REQUIREMENT — Look for the string "Evans" in every line, and copy each line that has it.

SUPPLIED ENTRIES —
____

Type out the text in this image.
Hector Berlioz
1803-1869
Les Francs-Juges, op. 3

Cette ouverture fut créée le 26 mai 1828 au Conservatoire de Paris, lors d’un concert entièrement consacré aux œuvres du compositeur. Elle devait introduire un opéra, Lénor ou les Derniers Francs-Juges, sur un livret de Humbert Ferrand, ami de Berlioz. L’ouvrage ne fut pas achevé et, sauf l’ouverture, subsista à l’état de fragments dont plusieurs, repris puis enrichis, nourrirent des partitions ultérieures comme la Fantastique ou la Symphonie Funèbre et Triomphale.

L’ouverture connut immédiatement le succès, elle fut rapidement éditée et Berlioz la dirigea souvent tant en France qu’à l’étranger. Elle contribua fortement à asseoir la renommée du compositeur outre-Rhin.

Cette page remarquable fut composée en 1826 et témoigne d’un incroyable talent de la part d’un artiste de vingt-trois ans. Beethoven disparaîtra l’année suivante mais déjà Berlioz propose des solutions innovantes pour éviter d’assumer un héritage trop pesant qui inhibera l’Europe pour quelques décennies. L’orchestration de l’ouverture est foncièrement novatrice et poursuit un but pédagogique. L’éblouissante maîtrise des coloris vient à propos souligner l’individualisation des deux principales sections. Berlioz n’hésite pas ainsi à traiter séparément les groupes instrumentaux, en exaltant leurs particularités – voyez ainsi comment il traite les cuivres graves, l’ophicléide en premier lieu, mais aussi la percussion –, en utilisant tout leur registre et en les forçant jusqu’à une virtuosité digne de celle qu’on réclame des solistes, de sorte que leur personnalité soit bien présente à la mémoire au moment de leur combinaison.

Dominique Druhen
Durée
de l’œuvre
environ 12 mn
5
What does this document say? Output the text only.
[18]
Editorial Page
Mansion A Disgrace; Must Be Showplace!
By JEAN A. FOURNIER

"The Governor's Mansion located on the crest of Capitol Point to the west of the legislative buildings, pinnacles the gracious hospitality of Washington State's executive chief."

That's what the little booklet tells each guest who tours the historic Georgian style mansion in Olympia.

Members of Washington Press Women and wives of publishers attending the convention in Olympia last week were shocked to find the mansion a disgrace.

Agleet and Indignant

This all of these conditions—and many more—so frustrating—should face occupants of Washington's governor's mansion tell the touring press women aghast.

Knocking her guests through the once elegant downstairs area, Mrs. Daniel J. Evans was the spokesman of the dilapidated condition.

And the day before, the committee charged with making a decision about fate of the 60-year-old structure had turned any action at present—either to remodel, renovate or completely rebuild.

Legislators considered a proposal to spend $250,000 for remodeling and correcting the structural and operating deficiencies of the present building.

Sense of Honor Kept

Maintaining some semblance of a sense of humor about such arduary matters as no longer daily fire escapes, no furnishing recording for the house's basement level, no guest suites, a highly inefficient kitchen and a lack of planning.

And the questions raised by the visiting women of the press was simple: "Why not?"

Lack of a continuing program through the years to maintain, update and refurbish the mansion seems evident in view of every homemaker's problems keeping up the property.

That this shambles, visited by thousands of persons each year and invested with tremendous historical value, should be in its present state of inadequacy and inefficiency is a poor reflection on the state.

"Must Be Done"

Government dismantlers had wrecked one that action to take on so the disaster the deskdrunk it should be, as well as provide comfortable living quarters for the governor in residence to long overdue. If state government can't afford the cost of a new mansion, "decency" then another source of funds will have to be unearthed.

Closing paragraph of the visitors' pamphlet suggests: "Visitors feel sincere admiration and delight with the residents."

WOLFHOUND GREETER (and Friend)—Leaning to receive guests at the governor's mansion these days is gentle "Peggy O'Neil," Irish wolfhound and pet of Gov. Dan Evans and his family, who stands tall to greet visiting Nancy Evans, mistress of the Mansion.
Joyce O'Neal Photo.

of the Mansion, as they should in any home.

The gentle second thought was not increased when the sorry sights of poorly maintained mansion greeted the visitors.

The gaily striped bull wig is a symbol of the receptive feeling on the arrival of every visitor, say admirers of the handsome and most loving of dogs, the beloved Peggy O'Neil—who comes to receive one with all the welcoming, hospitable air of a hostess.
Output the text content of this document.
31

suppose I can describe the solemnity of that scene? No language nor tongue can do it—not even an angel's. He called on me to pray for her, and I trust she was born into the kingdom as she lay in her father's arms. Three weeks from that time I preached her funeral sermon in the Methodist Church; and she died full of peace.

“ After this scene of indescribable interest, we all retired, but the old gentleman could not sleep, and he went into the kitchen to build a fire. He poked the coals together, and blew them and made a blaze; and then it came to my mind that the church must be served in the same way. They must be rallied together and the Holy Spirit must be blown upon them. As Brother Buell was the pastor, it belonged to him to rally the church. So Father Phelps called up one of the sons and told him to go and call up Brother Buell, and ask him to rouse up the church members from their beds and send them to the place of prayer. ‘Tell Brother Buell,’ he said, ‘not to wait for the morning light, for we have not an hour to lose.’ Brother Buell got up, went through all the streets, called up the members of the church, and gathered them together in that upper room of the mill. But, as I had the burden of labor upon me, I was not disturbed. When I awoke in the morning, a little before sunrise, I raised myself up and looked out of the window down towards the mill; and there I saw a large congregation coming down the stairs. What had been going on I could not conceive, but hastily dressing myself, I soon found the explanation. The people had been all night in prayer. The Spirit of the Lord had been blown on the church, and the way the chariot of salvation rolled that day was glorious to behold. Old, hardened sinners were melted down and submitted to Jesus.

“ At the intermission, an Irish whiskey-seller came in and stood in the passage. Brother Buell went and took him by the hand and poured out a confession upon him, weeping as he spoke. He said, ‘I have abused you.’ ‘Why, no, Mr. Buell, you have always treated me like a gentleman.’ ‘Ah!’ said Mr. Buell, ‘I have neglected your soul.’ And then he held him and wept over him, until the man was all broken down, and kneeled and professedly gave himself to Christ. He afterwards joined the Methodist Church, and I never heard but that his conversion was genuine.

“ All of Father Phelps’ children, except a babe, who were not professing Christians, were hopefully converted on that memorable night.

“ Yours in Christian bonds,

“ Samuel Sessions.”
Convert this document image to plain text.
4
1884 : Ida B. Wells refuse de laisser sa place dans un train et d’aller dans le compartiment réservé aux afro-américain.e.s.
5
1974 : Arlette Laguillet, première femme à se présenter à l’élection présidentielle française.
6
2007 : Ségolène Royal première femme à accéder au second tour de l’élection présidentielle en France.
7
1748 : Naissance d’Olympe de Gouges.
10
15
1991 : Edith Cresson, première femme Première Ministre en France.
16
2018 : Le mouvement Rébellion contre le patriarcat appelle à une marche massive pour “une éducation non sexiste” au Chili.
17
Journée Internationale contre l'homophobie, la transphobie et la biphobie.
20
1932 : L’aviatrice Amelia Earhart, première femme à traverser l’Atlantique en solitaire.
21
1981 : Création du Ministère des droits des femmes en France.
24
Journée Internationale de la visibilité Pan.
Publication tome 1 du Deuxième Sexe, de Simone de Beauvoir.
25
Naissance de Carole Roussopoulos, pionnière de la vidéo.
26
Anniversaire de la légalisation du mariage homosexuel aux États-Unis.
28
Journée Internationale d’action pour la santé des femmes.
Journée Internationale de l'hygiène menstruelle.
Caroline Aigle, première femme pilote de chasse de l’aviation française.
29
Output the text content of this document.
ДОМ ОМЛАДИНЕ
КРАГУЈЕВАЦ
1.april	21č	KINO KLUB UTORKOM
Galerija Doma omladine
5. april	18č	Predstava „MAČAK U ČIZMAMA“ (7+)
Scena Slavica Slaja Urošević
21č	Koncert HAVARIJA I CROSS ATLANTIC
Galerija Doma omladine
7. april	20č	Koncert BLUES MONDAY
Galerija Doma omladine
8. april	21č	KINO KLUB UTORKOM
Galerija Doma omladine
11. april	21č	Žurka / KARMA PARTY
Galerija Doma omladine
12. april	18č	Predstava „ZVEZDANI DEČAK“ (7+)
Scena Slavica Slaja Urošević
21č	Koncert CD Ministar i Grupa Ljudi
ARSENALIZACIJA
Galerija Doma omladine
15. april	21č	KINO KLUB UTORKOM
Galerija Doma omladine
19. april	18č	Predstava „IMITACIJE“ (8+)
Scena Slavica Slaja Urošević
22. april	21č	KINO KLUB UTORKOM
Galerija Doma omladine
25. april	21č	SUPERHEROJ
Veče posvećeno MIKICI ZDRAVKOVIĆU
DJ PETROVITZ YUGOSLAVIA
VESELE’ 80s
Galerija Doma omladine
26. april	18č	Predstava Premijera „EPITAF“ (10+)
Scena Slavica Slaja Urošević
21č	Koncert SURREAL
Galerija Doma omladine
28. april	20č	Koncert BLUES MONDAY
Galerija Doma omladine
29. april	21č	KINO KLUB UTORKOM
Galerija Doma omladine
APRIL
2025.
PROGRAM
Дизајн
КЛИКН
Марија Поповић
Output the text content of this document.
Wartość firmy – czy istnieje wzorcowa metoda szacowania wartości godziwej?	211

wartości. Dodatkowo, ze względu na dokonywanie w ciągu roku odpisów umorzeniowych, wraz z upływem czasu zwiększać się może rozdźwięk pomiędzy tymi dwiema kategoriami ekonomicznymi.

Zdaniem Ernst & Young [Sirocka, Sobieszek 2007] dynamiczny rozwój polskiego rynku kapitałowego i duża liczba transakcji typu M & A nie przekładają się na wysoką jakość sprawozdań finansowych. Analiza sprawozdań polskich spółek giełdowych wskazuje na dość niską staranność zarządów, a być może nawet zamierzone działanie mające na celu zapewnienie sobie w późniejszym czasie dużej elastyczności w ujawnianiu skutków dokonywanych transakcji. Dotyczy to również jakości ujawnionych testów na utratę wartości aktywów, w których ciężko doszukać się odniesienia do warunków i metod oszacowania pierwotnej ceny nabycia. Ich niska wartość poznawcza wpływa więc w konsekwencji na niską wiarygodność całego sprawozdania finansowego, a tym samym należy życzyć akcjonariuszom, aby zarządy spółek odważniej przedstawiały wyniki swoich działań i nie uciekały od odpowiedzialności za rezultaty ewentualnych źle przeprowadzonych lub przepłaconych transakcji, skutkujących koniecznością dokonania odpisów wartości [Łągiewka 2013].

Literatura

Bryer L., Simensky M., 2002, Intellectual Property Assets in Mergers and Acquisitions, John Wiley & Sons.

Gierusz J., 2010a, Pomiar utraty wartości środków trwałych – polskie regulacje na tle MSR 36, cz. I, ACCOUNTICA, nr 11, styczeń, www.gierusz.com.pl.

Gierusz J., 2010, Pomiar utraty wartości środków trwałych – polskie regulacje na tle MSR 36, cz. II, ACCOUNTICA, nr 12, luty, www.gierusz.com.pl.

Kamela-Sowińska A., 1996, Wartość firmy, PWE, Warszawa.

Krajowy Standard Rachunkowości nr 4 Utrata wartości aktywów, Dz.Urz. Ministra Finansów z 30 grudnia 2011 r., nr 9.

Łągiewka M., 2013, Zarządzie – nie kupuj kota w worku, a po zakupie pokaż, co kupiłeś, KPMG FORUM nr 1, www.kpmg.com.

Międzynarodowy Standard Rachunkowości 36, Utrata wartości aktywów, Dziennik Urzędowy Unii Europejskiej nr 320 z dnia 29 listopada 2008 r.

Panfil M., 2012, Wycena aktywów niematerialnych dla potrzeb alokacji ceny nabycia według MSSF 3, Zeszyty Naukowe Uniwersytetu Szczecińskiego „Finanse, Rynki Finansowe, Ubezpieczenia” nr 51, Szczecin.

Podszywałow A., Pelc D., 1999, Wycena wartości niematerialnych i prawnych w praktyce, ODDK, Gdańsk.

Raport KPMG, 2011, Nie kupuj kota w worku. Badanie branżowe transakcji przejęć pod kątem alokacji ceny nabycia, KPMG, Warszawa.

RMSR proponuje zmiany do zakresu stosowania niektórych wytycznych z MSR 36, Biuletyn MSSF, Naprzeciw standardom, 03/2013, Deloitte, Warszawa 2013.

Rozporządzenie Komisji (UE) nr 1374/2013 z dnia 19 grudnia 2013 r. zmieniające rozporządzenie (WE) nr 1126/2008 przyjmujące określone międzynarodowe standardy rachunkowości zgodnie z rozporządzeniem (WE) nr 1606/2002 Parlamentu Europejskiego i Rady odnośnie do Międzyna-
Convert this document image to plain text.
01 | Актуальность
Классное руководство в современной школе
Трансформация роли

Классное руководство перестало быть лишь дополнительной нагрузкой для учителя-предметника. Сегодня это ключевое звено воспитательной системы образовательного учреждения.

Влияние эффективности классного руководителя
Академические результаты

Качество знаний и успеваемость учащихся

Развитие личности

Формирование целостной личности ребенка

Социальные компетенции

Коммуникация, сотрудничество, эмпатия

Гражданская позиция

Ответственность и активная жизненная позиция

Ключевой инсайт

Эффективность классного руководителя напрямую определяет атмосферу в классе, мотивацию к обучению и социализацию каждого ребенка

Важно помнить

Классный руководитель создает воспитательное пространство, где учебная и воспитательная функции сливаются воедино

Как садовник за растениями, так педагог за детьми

____

SOLUTION TO THIS EXERCISE —
Knocking her guests through the once elegant downstairs area, Mrs. Daniel J. Evans was the spokesman of the dilapidated condition.
WOLFHOUND GREETER (and Friend)—Leaning to receive guests at the governor's mansion these days is gentle "Peggy O'Neil," Irish wolfhound and pet of Gov. Dan Evans and his family, who stands tall to greet visiting Nancy Evans, mistress of the Mansion.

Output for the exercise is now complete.